Set out every line of the items below as a numbered list, omitting any blank lines.

— begin DATASET EXCERPTS —

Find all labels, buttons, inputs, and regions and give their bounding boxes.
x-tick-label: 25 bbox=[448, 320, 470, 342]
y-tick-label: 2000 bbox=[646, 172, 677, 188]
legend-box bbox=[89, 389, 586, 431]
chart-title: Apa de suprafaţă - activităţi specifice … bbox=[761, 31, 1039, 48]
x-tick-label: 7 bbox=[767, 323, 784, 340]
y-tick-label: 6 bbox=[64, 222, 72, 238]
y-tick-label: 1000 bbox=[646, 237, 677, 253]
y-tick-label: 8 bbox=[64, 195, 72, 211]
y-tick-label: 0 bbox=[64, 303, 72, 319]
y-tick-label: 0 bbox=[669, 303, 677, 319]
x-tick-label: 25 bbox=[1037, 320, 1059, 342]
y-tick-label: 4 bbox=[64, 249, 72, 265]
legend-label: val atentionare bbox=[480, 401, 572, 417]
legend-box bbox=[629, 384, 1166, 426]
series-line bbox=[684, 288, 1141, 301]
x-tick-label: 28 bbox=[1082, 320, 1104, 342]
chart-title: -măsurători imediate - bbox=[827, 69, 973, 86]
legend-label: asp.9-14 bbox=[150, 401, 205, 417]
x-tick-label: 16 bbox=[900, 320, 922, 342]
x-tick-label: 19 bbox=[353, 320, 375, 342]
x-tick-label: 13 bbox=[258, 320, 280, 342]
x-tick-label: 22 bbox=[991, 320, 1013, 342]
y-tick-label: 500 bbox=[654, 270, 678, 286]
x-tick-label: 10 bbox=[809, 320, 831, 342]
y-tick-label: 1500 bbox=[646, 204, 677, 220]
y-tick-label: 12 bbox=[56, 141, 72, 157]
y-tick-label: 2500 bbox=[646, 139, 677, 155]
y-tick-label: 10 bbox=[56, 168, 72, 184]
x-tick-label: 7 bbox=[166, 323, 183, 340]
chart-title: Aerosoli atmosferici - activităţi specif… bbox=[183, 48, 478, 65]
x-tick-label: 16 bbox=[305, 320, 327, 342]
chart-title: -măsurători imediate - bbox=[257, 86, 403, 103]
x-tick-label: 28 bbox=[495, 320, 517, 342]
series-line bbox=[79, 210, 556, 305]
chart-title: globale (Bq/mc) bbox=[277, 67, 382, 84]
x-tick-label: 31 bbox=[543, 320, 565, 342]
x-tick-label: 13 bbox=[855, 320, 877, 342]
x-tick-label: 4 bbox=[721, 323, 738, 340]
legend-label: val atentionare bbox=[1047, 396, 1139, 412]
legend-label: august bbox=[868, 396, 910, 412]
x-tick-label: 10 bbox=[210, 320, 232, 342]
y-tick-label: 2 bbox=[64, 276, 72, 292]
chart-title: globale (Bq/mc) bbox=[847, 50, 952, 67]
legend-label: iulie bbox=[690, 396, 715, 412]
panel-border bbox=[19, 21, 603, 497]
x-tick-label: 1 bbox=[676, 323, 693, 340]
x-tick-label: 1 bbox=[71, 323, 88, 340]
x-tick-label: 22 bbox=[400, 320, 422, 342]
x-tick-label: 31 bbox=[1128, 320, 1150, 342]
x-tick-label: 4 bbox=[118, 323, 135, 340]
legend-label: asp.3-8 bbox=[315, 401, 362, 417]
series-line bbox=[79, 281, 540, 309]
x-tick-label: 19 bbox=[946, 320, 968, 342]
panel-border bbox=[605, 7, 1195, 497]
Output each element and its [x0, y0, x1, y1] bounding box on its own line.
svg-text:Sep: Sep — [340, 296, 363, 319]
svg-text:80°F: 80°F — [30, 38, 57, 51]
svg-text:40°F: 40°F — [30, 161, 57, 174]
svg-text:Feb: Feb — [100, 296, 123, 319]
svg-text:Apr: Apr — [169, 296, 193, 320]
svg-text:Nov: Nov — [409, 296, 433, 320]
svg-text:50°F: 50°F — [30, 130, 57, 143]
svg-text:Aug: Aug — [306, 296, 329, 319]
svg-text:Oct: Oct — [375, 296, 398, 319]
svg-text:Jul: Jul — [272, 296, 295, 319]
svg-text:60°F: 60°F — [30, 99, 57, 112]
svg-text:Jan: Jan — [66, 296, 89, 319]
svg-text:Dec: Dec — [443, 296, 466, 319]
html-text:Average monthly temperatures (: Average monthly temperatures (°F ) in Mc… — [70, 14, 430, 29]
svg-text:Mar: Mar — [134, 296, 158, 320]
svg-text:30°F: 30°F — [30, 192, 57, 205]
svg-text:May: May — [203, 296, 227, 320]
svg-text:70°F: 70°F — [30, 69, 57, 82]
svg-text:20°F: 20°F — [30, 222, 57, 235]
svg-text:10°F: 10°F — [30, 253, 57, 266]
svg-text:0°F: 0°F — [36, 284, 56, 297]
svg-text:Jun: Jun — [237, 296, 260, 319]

— end DATASET EXCERPTS —

RESULT OF THE EXERCISE ->
1. Find all labels, buttons, inputs, and regions and give their bounding boxes.
2. x-tick-label: 25 bbox=[448, 320, 470, 342]
3. y-tick-label: 2000 bbox=[646, 172, 677, 188]
4. legend-box bbox=[89, 389, 586, 431]
5. chart-title: Apa de suprafaţă - activităţi specifice … bbox=[761, 31, 1039, 48]
6. x-tick-label: 7 bbox=[767, 323, 784, 340]
7. y-tick-label: 6 bbox=[64, 222, 72, 238]
8. y-tick-label: 1000 bbox=[646, 237, 677, 253]
9. y-tick-label: 8 bbox=[64, 195, 72, 211]
10. y-tick-label: 0 bbox=[64, 303, 72, 319]
11. y-tick-label: 0 bbox=[669, 303, 677, 319]
12. x-tick-label: 25 bbox=[1037, 320, 1059, 342]
13. y-tick-label: 4 bbox=[64, 249, 72, 265]
14. legend-label: val atentionare bbox=[480, 401, 572, 417]
15. legend-box bbox=[629, 384, 1166, 426]
16. series-line bbox=[684, 288, 1141, 301]
17. x-tick-label: 28 bbox=[1082, 320, 1104, 342]
18. chart-title: -măsurători imediate - bbox=[827, 69, 973, 86]
19. legend-label: asp.9-14 bbox=[150, 401, 205, 417]
20. x-tick-label: 16 bbox=[900, 320, 922, 342]
21. x-tick-label: 19 bbox=[353, 320, 375, 342]
22. x-tick-label: 13 bbox=[258, 320, 280, 342]
23. x-tick-label: 22 bbox=[991, 320, 1013, 342]
24. y-tick-label: 500 bbox=[654, 270, 678, 286]
25. x-tick-label: 10 bbox=[809, 320, 831, 342]
26. y-tick-label: 1500 bbox=[646, 204, 677, 220]
27. y-tick-label: 12 bbox=[56, 141, 72, 157]
28. y-tick-label: 2500 bbox=[646, 139, 677, 155]
29. y-tick-label: 10 bbox=[56, 168, 72, 184]
30. x-tick-label: 7 bbox=[166, 323, 183, 340]
31. chart-title: Aerosoli atmosferici - activităţi specif… bbox=[183, 48, 478, 65]
32. x-tick-label: 16 bbox=[305, 320, 327, 342]
33. chart-title: -măsurători imediate - bbox=[257, 86, 403, 103]
34. x-tick-label: 28 bbox=[495, 320, 517, 342]
35. series-line bbox=[79, 210, 556, 305]
36. chart-title: globale (Bq/mc) bbox=[277, 67, 382, 84]
37. x-tick-label: 31 bbox=[543, 320, 565, 342]
38. x-tick-label: 13 bbox=[855, 320, 877, 342]
39. x-tick-label: 4 bbox=[721, 323, 738, 340]
40. legend-label: val atentionare bbox=[1047, 396, 1139, 412]
41. legend-label: august bbox=[868, 396, 910, 412]
42. x-tick-label: 10 bbox=[210, 320, 232, 342]
43. y-tick-label: 2 bbox=[64, 276, 72, 292]
44. chart-title: globale (Bq/mc) bbox=[847, 50, 952, 67]
45. legend-label: iulie bbox=[690, 396, 715, 412]
46. panel-border bbox=[19, 21, 603, 497]
47. x-tick-label: 1 bbox=[676, 323, 693, 340]
48. x-tick-label: 1 bbox=[71, 323, 88, 340]
49. x-tick-label: 22 bbox=[400, 320, 422, 342]
50. x-tick-label: 31 bbox=[1128, 320, 1150, 342]
51. x-tick-label: 4 bbox=[118, 323, 135, 340]
52. legend-label: asp.3-8 bbox=[315, 401, 362, 417]
53. series-line bbox=[79, 281, 540, 309]
54. x-tick-label: 19 bbox=[946, 320, 968, 342]
55. panel-border bbox=[605, 7, 1195, 497]
56. Output each element and its [x0, y0, x1, y1] bounding box on its own line.
57. svg-text:Sep: Sep — [340, 296, 363, 319]
58. svg-text:80°F: 80°F — [30, 38, 57, 51]
59. svg-text:40°F: 40°F — [30, 161, 57, 174]
60. svg-text:Feb: Feb — [100, 296, 123, 319]
61. svg-text:Apr: Apr — [169, 296, 193, 320]
62. svg-text:Nov: Nov — [409, 296, 433, 320]
63. svg-text:50°F: 50°F — [30, 130, 57, 143]
64. svg-text:Aug: Aug — [306, 296, 329, 319]
65. svg-text:Oct: Oct — [375, 296, 398, 319]
66. svg-text:Jul: Jul — [272, 296, 295, 319]
67. svg-text:60°F: 60°F — [30, 99, 57, 112]
68. svg-text:Jan: Jan — [66, 296, 89, 319]
69. svg-text:Dec: Dec — [443, 296, 466, 319]
70. html-text:Average monthly temperatures (: Average monthly temperatures (°F ) in Mc… — [70, 14, 430, 29]
71. svg-text:Mar: Mar — [134, 296, 158, 320]
72. svg-text:30°F: 30°F — [30, 192, 57, 205]
73. svg-text:May: May — [203, 296, 227, 320]
74. svg-text:70°F: 70°F — [30, 69, 57, 82]
75. svg-text:20°F: 20°F — [30, 222, 57, 235]
76. svg-text:10°F: 10°F — [30, 253, 57, 266]
77. svg-text:0°F: 0°F — [36, 284, 56, 297]
78. svg-text:Jun: Jun — [237, 296, 260, 319]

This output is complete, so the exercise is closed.